*To be done*
Find the string "level" in the data, then copy every line where it is found.

(Data records)
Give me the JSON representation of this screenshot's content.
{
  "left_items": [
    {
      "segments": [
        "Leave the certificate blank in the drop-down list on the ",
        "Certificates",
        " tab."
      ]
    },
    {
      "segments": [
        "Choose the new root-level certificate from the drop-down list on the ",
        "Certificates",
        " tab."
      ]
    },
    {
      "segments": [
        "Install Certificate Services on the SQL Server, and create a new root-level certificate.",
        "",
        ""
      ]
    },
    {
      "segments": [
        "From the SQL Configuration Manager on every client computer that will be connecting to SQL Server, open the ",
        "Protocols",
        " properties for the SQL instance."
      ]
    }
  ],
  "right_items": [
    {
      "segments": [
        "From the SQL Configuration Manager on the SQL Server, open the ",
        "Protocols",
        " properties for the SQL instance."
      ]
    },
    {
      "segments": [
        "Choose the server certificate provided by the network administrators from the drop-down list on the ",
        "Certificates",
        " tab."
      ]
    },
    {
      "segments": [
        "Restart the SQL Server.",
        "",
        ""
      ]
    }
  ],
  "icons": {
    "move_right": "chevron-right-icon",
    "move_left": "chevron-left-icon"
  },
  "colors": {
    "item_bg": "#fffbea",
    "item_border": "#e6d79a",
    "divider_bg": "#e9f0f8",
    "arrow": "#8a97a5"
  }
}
==
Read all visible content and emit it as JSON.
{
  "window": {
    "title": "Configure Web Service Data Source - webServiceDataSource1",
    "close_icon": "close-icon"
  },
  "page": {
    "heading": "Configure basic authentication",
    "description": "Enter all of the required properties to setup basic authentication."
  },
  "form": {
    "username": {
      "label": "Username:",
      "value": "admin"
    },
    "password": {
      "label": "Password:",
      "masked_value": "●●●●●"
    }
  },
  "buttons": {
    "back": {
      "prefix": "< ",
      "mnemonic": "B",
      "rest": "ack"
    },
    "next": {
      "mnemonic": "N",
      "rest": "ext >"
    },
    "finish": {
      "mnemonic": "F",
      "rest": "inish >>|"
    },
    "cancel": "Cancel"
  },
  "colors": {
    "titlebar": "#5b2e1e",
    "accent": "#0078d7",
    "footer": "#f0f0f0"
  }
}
==
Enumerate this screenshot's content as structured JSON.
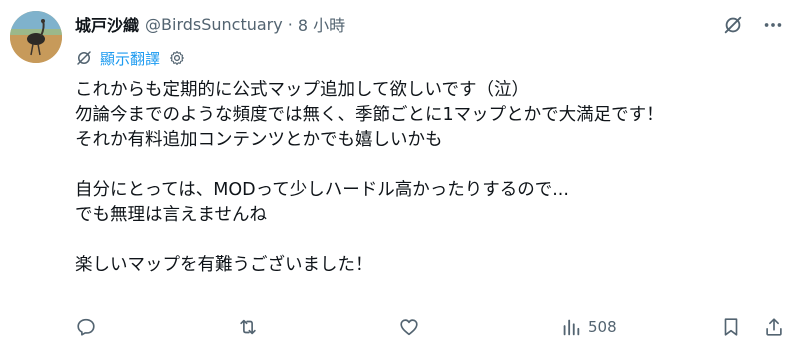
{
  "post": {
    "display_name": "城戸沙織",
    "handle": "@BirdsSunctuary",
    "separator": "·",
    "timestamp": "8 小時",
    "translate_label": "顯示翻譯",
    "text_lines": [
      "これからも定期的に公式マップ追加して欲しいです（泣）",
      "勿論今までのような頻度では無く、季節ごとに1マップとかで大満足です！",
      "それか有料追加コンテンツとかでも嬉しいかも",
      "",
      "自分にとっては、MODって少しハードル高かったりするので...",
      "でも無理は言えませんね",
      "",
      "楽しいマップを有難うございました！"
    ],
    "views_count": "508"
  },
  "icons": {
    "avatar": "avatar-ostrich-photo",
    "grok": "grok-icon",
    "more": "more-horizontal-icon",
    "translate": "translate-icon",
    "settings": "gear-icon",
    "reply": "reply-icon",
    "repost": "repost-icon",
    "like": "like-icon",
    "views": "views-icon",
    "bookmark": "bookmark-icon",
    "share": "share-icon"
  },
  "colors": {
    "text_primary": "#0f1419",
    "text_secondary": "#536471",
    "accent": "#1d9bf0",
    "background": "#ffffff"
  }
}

*Completed exercise*
        "Choose the new root-level certificate from the drop-down list on the ",
        "Install Certificate Services on the SQL Server, and create a new root-level certificate.",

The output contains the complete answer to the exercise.